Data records
[BEGIN]

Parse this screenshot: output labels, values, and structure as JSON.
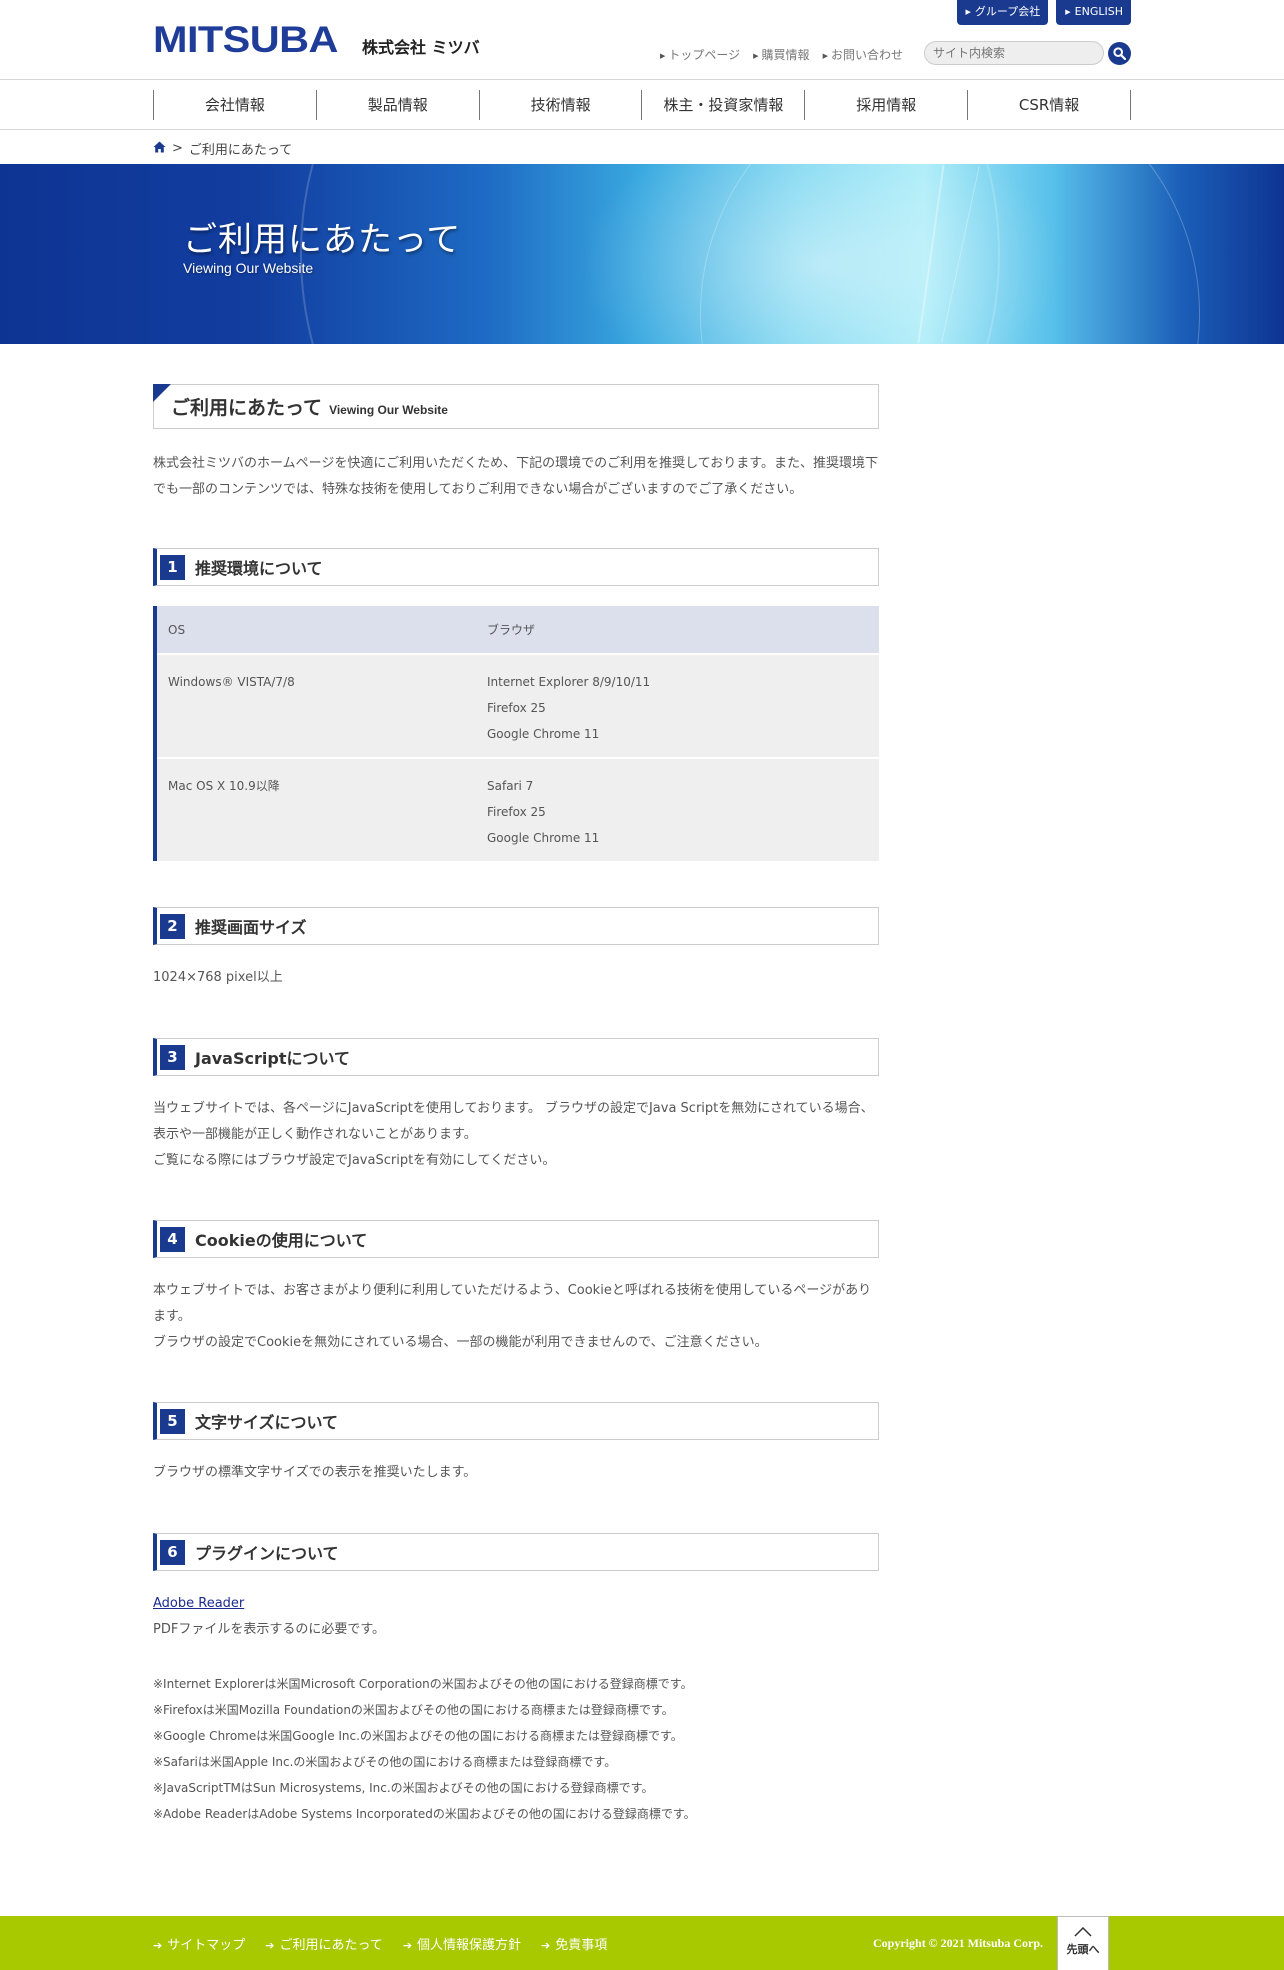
{
  "header": {
    "logo_text": "MITSUBA",
    "logo_sub": "株式会社 ミツバ",
    "top_buttons": [
      "グループ会社",
      "ENGLISH"
    ],
    "util_links": [
      "トップページ",
      "購買情報",
      "お問い合わせ"
    ],
    "search_placeholder": "サイト内検索"
  },
  "nav": [
    "会社情報",
    "製品情報",
    "技術情報",
    "株主・投資家情報",
    "採用情報",
    "CSR情報"
  ],
  "breadcrumb": {
    "sep": ">",
    "current": "ご利用にあたって"
  },
  "hero": {
    "title": "ご利用にあたって",
    "subtitle": "Viewing Our Website"
  },
  "page_heading": {
    "ja": "ご利用にあたって",
    "en": "Viewing Our Website"
  },
  "intro": "株式会社ミツバのホームページを快適にご利用いただくため、下記の環境でのご利用を推奨しております。また、推奨環境下でも一部のコンテンツでは、特殊な技術を使用しておりご利用できない場合がございますのでご了承ください。",
  "sections": [
    {
      "num": "1",
      "title": "推奨環境について"
    },
    {
      "num": "2",
      "title": "推奨画面サイズ"
    },
    {
      "num": "3",
      "title": "JavaScriptについて"
    },
    {
      "num": "4",
      "title": "Cookieの使用について"
    },
    {
      "num": "5",
      "title": "文字サイズについて"
    },
    {
      "num": "6",
      "title": "プラグインについて"
    }
  ],
  "env_table": {
    "headers": [
      "OS",
      "ブラウザ"
    ],
    "rows": [
      {
        "os": "Windows® VISTA/7/8",
        "browsers": [
          "Internet Explorer 8/9/10/11",
          "Firefox 25",
          "Google Chrome 11"
        ]
      },
      {
        "os": "Mac OS X 10.9以降",
        "browsers": [
          "Safari 7",
          "Firefox 25",
          "Google Chrome 11"
        ]
      }
    ]
  },
  "screen_size": "1024×768 pixel以上",
  "javascript": [
    "当ウェブサイトでは、各ページにJavaScriptを使用しております。 ブラウザの設定でJava Scriptを無効にされている場合、表示や一部機能が正しく動作されないことがあります。",
    "ご覧になる際にはブラウザ設定でJavaScriptを有効にしてください。"
  ],
  "cookie": [
    "本ウェブサイトでは、お客さまがより便利に利用していただけるよう、Cookieと呼ばれる技術を使用しているページがあります。",
    "ブラウザの設定でCookieを無効にされている場合、一部の機能が利用できませんので、ご注意ください。"
  ],
  "font_size": "ブラウザの標準文字サイズでの表示を推奨いたします。",
  "plugin": {
    "link": "Adobe Reader",
    "desc": "PDFファイルを表示するのに必要です。"
  },
  "notes": [
    "※Internet Explorerは米国Microsoft Corporationの米国およびその他の国における登録商標です。",
    "※Firefoxは米国Mozilla Foundationの米国およびその他の国における商標または登録商標です。",
    "※Google Chromeは米国Google Inc.の米国およびその他の国における商標または登録商標です。",
    "※Safariは米国Apple Inc.の米国およびその他の国における商標または登録商標です。",
    "※JavaScriptTMはSun Microsystems, Inc.の米国およびその他の国における登録商標です。",
    "※Adobe ReaderはAdobe Systems Incorporatedの米国およびその他の国における登録商標です。"
  ],
  "footer": {
    "links": [
      "サイトマップ",
      "ご利用にあたって",
      "個人情報保護方針",
      "免責事項"
    ],
    "copyright": "Copyright © 2021 Mitsuba Corp.",
    "pagetop": "先頭へ"
  },
  "colors": {
    "brand": "#1a3a8f",
    "footer": "#a8c800",
    "table_head": "#dce0ed",
    "table_body": "#efefef"
  }
}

[END]

• [Do this] Output the data above without changes, apart from leaving out the pictures.

• [The completed task]
Parse this screenshot: output labels, values, and structure as JSON.
{
  "header": {
    "logo_text": "MITSUBA",
    "logo_sub": "株式会社 ミツバ",
    "top_buttons": [
      "グループ会社",
      "ENGLISH"
    ],
    "util_links": [
      "トップページ",
      "購買情報",
      "お問い合わせ"
    ],
    "search_placeholder": "サイト内検索"
  },
  "nav": [
    "会社情報",
    "製品情報",
    "技術情報",
    "株主・投資家情報",
    "採用情報",
    "CSR情報"
  ],
  "breadcrumb": {
    "sep": ">",
    "current": "ご利用にあたって"
  },
  "hero": {
    "title": "ご利用にあたって",
    "subtitle": "Viewing Our Website"
  },
  "page_heading": {
    "ja": "ご利用にあたって",
    "en": "Viewing Our Website"
  },
  "intro": "株式会社ミツバのホームページを快適にご利用いただくため、下記の環境でのご利用を推奨しております。また、推奨環境下でも一部のコンテンツでは、特殊な技術を使用しておりご利用できない場合がございますのでご了承ください。",
  "sections": [
    {
      "num": "1",
      "title": "推奨環境について"
    },
    {
      "num": "2",
      "title": "推奨画面サイズ"
    },
    {
      "num": "3",
      "title": "JavaScriptについて"
    },
    {
      "num": "4",
      "title": "Cookieの使用について"
    },
    {
      "num": "5",
      "title": "文字サイズについて"
    },
    {
      "num": "6",
      "title": "プラグインについて"
    }
  ],
  "env_table": {
    "headers": [
      "OS",
      "ブラウザ"
    ],
    "rows": [
      {
        "os": "Windows® VISTA/7/8",
        "browsers": [
          "Internet Explorer 8/9/10/11",
          "Firefox 25",
          "Google Chrome 11"
        ]
      },
      {
        "os": "Mac OS X 10.9以降",
        "browsers": [
          "Safari 7",
          "Firefox 25",
          "Google Chrome 11"
        ]
      }
    ]
  },
  "screen_size": "1024×768 pixel以上",
  "javascript": [
    "当ウェブサイトでは、各ページにJavaScriptを使用しております。 ブラウザの設定でJava Scriptを無効にされている場合、表示や一部機能が正しく動作されないことがあります。",
    "ご覧になる際にはブラウザ設定でJavaScriptを有効にしてください。"
  ],
  "cookie": [
    "本ウェブサイトでは、お客さまがより便利に利用していただけるよう、Cookieと呼ばれる技術を使用しているページがあります。",
    "ブラウザの設定でCookieを無効にされている場合、一部の機能が利用できませんので、ご注意ください。"
  ],
  "font_size": "ブラウザの標準文字サイズでの表示を推奨いたします。",
  "plugin": {
    "link": "Adobe Reader",
    "desc": "PDFファイルを表示するのに必要です。"
  },
  "notes": [
    "※Internet Explorerは米国Microsoft Corporationの米国およびその他の国における登録商標です。",
    "※Firefoxは米国Mozilla Foundationの米国およびその他の国における商標または登録商標です。",
    "※Google Chromeは米国Google Inc.の米国およびその他の国における商標または登録商標です。",
    "※Safariは米国Apple Inc.の米国およびその他の国における商標または登録商標です。",
    "※JavaScriptTMはSun Microsystems, Inc.の米国およびその他の国における登録商標です。",
    "※Adobe ReaderはAdobe Systems Incorporatedの米国およびその他の国における登録商標です。"
  ],
  "footer": {
    "links": [
      "サイトマップ",
      "ご利用にあたって",
      "個人情報保護方針",
      "免責事項"
    ],
    "copyright": "Copyright © 2021 Mitsuba Corp.",
    "pagetop": "先頭へ"
  },
  "colors": {
    "brand": "#1a3a8f",
    "footer": "#a8c800",
    "table_head": "#dce0ed",
    "table_body": "#efefef"
  }
}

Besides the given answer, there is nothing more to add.